> _ФРАГМЕНТ ТЕКСТА_
****************
Можно ли Вас так понять, что в тот момент, когда Христос переживал эту полную богооставленность, Он переживал в самом предельном смысле человечность?
 
Нет, я бы так не сказал, потому что человек, как Бог его задумал и создал, не был оторван от Него. Оторванность - плод нашей греховности. Но Христос не вступает в область нашего греха, то есть Он приобщается не греху, а его последствиям. Мне кажется, что Христос, с одной стороны, выбрал абсолютную солидарность (если можно употребить такой небогословский термин) с человеком и должен был вместе со всем человечеством испытать богооставленность и потерю Бога и от этого умереть; и, с другой стороны, потому что Он выбрал бескомпромиссную солидарность с Богом, Он был извержен человеческим обществом и должен был умереть вне стен, то есть вне града человеческого, на Голгофе.
 
В этом направлении мы находим, может быть, картину, реализацию того, о чем говорит Иов: Где тот, кто станет между мной и Судьей моим, положит руку свою на Его плечо и на мое плечо? Где тот, который станет именно в середину, в сердцевину трагедии, которая разделяет Бога и человека? (см. Иов 9, 33). И Бог-Слово вступает в эту сердцевину во всех отношениях, плотски и душевно, и в Себе, внутри Себя совмещает рознь и примирение. Он до конца человек - Он до конца Бог; и то, что между Богом и человеком проходит как явление между двумя лицами, в Нем сосредоточено в одном Лице, и в одном Лице эта проблема разрешается. Но исторически, то есть физически она разрешается отвержением со стороны человеческого общества и богооставленностью.
 
И у меня вдохновляющая надежда, что можно осмыслять - я не говорю: атеизм во всех его элементах, - но что есть какие-то поиски, которые надо совершать. Не говоря уж о том, что очень многое в безбожии рождено не отрицанием Бога, Какой Он есть, а Бога, Каким мы Его представляем. Если взять историю христианского мира, то можно отшатнуться. Мы так часто - и в нашей отечественной истории, и на Западе - представляли Бога в таком виде, что можно сказать: я не могу признать в Нем свой идеал.
****************
> _ФРАГМЕНТЫ ДАННЫХ_

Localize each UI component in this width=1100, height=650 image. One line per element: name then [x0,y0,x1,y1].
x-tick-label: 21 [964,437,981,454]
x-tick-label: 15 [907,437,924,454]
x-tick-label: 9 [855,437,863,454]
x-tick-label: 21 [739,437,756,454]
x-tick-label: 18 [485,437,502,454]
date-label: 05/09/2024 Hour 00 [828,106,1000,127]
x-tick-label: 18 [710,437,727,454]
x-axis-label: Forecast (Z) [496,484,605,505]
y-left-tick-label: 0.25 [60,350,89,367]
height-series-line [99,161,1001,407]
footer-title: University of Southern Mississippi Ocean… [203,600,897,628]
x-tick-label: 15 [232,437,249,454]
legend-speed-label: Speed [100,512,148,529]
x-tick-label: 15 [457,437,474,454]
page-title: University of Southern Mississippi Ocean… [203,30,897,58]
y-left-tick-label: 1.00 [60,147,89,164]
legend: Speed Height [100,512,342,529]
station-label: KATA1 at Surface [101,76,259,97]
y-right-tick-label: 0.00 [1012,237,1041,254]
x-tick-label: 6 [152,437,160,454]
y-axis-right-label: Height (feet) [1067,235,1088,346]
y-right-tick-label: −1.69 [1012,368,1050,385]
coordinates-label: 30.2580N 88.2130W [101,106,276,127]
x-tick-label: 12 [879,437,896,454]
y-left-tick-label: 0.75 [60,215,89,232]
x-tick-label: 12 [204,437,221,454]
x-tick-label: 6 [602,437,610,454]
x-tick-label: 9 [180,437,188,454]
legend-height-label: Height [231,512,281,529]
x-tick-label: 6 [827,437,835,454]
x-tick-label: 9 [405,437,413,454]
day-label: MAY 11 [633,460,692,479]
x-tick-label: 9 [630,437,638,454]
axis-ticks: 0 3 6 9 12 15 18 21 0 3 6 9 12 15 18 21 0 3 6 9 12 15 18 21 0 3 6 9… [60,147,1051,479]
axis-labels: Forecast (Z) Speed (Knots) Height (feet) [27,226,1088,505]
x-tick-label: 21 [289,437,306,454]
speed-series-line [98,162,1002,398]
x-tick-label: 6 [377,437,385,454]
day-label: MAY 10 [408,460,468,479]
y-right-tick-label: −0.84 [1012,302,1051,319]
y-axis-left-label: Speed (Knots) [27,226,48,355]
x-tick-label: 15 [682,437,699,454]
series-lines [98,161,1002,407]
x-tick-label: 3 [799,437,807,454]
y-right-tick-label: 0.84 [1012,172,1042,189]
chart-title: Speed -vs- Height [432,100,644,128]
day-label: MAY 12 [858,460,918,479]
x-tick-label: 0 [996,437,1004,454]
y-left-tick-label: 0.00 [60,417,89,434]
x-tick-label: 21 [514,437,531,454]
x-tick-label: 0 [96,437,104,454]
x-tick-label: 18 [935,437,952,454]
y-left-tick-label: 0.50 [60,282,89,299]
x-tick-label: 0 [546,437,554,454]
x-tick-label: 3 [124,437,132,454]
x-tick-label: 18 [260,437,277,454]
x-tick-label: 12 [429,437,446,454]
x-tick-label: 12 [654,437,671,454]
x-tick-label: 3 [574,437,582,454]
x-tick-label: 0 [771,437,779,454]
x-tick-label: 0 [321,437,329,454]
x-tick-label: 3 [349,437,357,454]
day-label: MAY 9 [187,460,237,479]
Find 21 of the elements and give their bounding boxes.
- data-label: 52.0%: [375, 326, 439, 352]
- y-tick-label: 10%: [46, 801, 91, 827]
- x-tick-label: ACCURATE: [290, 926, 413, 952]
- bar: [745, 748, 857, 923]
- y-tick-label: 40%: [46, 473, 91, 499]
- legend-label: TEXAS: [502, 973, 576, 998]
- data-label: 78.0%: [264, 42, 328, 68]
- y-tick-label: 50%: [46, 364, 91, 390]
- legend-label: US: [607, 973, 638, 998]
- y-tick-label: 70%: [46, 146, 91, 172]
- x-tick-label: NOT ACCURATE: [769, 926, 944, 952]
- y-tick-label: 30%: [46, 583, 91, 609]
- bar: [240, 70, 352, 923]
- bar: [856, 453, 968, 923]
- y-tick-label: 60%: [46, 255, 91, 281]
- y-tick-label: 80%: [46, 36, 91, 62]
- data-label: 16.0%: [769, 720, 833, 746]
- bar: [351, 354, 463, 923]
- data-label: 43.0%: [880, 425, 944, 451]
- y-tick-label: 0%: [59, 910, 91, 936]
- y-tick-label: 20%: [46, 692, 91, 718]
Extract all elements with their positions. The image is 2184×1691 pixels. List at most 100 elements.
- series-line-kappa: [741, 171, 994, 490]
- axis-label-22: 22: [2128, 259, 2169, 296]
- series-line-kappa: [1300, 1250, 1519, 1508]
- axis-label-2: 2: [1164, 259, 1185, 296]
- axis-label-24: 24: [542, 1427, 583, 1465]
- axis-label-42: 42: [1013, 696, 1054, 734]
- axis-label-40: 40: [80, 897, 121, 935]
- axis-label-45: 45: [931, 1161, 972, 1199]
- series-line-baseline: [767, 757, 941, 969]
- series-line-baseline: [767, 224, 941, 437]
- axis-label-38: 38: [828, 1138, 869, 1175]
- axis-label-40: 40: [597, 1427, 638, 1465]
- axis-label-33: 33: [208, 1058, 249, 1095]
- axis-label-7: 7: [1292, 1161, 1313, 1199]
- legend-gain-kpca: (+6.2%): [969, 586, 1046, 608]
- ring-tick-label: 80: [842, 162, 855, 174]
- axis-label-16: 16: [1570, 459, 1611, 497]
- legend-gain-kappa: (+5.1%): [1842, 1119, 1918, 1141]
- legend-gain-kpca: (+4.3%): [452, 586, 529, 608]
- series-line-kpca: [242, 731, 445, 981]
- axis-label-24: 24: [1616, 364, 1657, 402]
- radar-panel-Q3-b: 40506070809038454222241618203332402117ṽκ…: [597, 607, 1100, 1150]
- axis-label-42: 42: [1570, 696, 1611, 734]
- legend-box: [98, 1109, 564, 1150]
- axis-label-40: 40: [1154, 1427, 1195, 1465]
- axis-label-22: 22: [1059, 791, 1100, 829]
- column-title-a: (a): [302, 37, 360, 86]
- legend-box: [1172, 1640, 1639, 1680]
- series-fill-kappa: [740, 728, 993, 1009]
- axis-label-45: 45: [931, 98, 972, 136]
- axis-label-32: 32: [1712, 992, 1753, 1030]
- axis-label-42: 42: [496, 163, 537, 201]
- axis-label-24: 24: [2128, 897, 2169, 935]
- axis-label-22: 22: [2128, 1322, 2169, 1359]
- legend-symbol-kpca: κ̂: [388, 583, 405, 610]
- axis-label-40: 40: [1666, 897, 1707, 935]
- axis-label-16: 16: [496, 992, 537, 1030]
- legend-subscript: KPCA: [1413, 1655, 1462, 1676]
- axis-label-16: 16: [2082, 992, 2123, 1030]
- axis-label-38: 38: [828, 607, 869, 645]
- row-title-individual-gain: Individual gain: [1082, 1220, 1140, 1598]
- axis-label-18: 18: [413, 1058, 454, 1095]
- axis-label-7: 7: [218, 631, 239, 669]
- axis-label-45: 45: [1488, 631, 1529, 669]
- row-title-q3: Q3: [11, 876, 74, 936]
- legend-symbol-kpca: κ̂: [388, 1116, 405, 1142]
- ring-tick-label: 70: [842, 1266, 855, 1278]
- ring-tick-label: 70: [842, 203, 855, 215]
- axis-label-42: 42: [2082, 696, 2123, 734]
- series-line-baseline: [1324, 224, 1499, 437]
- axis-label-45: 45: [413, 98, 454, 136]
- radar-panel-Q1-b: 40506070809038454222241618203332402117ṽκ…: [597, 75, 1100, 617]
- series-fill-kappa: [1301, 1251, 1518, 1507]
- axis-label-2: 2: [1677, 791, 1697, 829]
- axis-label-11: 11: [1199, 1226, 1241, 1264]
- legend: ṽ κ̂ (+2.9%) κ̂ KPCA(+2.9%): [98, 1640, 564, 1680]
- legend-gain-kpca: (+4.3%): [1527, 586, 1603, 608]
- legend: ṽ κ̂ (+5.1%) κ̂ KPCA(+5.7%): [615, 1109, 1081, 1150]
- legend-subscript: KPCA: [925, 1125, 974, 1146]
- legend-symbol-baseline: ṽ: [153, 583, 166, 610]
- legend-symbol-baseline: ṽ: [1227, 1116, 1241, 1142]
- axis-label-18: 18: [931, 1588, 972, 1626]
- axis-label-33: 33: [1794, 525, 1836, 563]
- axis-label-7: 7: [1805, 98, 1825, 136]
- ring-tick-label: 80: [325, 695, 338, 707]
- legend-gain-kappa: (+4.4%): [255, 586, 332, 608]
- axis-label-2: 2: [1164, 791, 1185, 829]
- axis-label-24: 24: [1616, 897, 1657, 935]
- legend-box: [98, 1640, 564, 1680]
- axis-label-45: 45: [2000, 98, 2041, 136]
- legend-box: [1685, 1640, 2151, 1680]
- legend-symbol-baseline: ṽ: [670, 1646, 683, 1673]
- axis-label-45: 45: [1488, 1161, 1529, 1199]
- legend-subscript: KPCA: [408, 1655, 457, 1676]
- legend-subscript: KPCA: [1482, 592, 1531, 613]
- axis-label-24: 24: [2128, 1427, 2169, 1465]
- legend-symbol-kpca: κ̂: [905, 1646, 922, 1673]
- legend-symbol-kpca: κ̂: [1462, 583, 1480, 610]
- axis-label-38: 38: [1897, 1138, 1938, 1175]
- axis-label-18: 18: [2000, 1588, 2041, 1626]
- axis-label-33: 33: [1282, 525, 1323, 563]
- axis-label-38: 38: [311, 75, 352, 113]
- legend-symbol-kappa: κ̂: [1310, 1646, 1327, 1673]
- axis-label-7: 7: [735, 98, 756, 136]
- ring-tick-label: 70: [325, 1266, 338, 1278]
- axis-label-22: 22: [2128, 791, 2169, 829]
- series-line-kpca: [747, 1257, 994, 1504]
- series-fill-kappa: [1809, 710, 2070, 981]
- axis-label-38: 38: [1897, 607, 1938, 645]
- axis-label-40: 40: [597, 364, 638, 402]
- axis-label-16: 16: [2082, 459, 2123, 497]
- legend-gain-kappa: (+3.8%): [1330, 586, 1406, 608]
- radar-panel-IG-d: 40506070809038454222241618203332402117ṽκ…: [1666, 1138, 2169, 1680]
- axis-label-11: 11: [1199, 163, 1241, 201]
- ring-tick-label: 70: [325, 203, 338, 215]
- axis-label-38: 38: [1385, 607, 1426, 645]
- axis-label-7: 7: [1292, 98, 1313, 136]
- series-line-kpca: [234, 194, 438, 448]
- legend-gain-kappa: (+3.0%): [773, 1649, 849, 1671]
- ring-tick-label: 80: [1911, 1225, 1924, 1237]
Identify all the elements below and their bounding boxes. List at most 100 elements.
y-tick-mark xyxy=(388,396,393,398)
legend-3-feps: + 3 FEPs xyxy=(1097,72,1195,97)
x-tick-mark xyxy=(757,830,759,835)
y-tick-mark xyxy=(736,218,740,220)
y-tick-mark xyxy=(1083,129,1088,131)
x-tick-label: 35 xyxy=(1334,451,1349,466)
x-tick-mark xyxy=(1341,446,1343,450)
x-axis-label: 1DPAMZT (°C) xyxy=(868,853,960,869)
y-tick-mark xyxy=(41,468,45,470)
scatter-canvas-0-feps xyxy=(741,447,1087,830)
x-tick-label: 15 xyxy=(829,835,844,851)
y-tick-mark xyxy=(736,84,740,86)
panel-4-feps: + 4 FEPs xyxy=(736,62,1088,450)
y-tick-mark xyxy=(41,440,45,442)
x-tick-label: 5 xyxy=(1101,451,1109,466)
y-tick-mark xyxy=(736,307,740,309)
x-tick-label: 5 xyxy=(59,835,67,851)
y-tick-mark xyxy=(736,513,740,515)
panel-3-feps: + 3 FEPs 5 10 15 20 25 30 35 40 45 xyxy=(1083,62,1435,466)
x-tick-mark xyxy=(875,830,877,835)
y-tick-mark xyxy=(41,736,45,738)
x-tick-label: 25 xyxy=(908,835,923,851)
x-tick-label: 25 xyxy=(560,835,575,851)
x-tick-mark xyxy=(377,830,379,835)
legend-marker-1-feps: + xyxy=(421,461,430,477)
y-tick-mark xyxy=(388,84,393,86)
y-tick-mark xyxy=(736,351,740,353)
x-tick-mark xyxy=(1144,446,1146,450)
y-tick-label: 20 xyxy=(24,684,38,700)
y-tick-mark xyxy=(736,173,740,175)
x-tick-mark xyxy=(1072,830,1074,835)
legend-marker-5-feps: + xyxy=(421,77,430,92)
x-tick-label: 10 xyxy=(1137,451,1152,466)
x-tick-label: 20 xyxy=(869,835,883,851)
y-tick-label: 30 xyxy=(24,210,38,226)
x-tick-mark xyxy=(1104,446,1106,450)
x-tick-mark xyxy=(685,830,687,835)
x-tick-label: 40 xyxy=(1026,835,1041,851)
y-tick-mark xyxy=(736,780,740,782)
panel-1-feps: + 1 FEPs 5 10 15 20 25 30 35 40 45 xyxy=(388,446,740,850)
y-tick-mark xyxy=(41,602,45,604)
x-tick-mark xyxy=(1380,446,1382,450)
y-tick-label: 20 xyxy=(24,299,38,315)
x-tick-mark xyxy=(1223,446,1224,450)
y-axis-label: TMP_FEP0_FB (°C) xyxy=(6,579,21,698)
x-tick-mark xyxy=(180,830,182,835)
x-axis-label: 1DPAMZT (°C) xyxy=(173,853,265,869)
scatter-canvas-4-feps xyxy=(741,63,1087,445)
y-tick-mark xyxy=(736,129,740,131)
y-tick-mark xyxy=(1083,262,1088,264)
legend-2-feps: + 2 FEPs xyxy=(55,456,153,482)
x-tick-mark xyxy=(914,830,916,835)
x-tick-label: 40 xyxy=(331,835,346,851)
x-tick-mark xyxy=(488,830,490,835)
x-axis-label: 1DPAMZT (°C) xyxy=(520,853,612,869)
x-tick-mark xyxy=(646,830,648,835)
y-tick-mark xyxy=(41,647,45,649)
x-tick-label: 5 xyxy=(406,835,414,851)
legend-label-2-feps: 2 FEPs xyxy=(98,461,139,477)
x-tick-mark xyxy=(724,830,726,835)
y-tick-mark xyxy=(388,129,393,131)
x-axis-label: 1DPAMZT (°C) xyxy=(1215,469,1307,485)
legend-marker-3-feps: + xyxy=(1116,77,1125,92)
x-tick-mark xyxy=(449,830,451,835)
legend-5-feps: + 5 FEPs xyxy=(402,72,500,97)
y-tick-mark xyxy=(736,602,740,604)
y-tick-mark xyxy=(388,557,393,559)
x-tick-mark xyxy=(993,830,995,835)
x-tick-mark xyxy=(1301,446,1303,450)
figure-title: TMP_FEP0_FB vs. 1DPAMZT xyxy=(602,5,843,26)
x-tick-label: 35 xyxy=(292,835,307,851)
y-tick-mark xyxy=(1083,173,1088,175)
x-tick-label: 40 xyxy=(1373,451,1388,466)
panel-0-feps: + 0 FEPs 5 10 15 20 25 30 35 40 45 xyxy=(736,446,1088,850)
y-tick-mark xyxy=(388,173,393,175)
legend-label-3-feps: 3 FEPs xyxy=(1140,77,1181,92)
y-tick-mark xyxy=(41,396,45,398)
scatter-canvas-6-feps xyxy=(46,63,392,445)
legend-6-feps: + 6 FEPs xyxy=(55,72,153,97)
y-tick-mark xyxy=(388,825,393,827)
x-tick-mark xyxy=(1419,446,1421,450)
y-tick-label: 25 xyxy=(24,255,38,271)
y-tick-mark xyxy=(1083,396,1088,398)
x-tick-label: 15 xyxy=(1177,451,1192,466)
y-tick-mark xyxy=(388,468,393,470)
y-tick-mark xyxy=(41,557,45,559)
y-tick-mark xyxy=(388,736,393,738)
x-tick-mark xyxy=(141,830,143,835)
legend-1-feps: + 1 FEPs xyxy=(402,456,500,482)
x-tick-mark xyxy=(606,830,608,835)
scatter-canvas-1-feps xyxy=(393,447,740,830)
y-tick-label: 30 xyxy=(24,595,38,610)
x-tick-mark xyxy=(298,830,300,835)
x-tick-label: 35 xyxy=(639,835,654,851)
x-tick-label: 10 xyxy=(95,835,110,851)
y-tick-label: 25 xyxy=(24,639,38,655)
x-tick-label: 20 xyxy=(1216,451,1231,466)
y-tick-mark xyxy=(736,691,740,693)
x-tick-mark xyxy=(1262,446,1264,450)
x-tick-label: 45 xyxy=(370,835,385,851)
****************
> _ЗАДАНИЯ_
(a) Где, согласно фрагменту текста, должен был умереть Христос, извергнутый человеческим обществом?
(b) Дословно перепишите из фрагмента текста отрывок между словами «Нет, я бы так» и «человеческого, на Голгофе.», включая их самих.

> _ОТВЕТЫ ПО НОМЕРАМ_
(a) Вне стен, то есть вне града человеческого, на Голгофе.

(b)
Нет, я бы так не сказал, потому что человек, как Бог его задумал и создал, не был оторван от Него. Оторванность - плод нашей греховности. Но Христос не вступает в область нашего греха, то есть Он приобщается не греху, а его последствиям. Мне кажется, что Христос, с одной стороны, выбрал абсолютную солидарность (если можно употребить такой небогословский термин) с человеком и должен был вместе со всем человечеством испытать богооставленность и потерю Бога и от этого умереть; и, с другой стороны, потому что Он выбрал бескомпромиссную солидарность с Богом, Он был извержен человеческим обществом и должен был умереть вне стен, то есть вне града человеческого, на Голгофе.